#### [TASK STATEMENT]
Find how many lines hold the word "JSON". Give only the number.

#### [EXERCISE MATERIAL]
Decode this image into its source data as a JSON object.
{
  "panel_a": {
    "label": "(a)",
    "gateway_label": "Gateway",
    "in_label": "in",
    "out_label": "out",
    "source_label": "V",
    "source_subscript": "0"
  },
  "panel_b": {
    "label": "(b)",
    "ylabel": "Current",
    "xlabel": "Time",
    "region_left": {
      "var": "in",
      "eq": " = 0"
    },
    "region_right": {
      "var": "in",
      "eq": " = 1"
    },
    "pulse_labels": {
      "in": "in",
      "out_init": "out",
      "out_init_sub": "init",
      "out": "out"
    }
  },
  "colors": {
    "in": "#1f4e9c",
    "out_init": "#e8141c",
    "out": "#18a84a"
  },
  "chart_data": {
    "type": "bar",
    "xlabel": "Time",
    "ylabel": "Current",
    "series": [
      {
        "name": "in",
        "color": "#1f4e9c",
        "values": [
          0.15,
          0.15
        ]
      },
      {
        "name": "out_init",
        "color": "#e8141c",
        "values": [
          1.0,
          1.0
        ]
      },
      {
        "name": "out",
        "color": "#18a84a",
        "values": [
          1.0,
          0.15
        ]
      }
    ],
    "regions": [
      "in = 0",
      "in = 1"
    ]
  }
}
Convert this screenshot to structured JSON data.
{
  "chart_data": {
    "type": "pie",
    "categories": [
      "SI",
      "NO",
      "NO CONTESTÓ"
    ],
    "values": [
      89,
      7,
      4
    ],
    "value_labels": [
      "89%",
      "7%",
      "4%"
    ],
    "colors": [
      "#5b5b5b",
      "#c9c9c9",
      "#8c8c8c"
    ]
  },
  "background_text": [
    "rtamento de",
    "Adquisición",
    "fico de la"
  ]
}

#### [OUTPUT FOR THIS TASK]
2